_What you have to do:_
Copy every line from the material below that holds "text".

_Extracted material:_
^^^^^^^^
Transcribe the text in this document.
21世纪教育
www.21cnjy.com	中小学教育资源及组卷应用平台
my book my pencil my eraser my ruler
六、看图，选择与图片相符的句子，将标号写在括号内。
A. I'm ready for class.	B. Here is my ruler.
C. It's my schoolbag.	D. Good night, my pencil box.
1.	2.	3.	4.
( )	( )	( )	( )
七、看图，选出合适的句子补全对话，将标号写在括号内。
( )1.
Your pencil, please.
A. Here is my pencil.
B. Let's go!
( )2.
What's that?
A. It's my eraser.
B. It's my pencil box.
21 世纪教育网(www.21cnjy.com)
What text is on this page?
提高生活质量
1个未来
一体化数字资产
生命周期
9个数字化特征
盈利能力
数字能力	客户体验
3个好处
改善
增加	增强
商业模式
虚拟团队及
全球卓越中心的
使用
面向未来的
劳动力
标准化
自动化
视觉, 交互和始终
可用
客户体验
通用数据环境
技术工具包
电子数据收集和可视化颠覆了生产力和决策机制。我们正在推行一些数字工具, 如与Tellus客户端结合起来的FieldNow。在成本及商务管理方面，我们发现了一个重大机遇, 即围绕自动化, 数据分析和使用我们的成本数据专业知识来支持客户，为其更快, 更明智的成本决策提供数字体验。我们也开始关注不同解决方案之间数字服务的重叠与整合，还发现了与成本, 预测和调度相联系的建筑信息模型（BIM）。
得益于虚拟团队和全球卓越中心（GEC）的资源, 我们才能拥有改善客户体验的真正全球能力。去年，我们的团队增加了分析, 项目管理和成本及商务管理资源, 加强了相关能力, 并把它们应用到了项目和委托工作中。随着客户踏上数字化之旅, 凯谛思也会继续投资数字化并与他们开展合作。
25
^^^^^^^^
_Final result:_
Transcribe the text in this document.
What text is on this page?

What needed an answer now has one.